• TO DO:
Copy out the material below word for word, leaving out the pictures.

************

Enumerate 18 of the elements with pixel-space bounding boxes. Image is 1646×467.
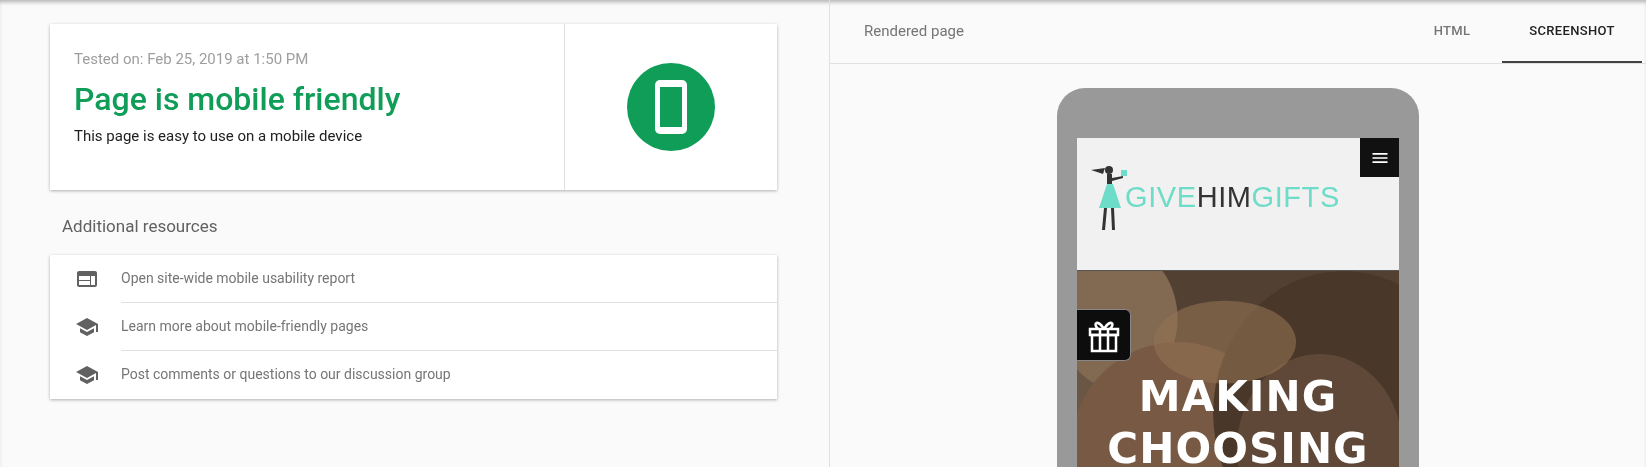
resource-link[interactable]: Learn more about mobile-friendly pages: [121, 315, 369, 337]
logo-text: GIFTS: [1251, 180, 1340, 216]
tab[interactable]: HTML: [1402, 0, 1502, 63]
result-description: This page is easy to use on a mobile device: [74, 125, 364, 147]
hero-headline: MAKING: [1138, 371, 1338, 423]
resource-link[interactable]: Post comments or questions to our discussion group: [121, 364, 451, 385]
gift-button[interactable]: [1077, 309, 1131, 361]
result-title: Page is mobile friendly: [74, 78, 402, 119]
test-date: Tested on: Feb 25, 2019 at 1:50 PM: [74, 49, 310, 70]
section-heading: Additional resources: [62, 215, 219, 238]
panel-title: Rendered page: [863, 21, 965, 43]
hero-headline: CHOOSING: [1107, 423, 1369, 467]
logo-text: HIM: [1196, 180, 1252, 216]
resource-link[interactable]: Open site-wide mobile usability report: [121, 267, 356, 289]
menu-button[interactable]: [1360, 138, 1399, 177]
logo-text: GIVE: [1125, 180, 1197, 216]
mobile-phone-icon: [627, 63, 715, 151]
tab[interactable]: SCREENSHOT: [1502, 0, 1642, 63]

************

• REPLY:
Enumerate 18 of the elements with pixel-space bounding boxes. Image is 1646×467.
resource-link[interactable]: Learn more about mobile-friendly pages: [121, 315, 369, 337]
logo-text: GIFTS: [1251, 180, 1340, 216]
tab[interactable]: HTML: [1402, 0, 1502, 63]
result-description: This page is easy to use on a mobile device: [74, 125, 364, 147]
hero-headline: MAKING: [1138, 371, 1338, 423]
resource-link[interactable]: Post comments or questions to our discussion group: [121, 364, 451, 385]
gift-button[interactable]: [1077, 309, 1131, 361]
result-title: Page is mobile friendly: [74, 78, 402, 119]
test-date: Tested on: Feb 25, 2019 at 1:50 PM: [74, 49, 310, 70]
section-heading: Additional resources: [62, 215, 219, 238]
panel-title: Rendered page: [863, 21, 965, 43]
hero-headline: CHOOSING: [1107, 423, 1369, 467]
logo-text: HIM: [1196, 180, 1252, 216]
resource-link[interactable]: Open site-wide mobile usability report: [121, 267, 356, 289]
menu-button[interactable]: [1360, 138, 1399, 177]
logo-text: GIVE: [1125, 180, 1197, 216]
mobile-phone-icon: [627, 63, 715, 151]
tab[interactable]: SCREENSHOT: [1502, 0, 1642, 63]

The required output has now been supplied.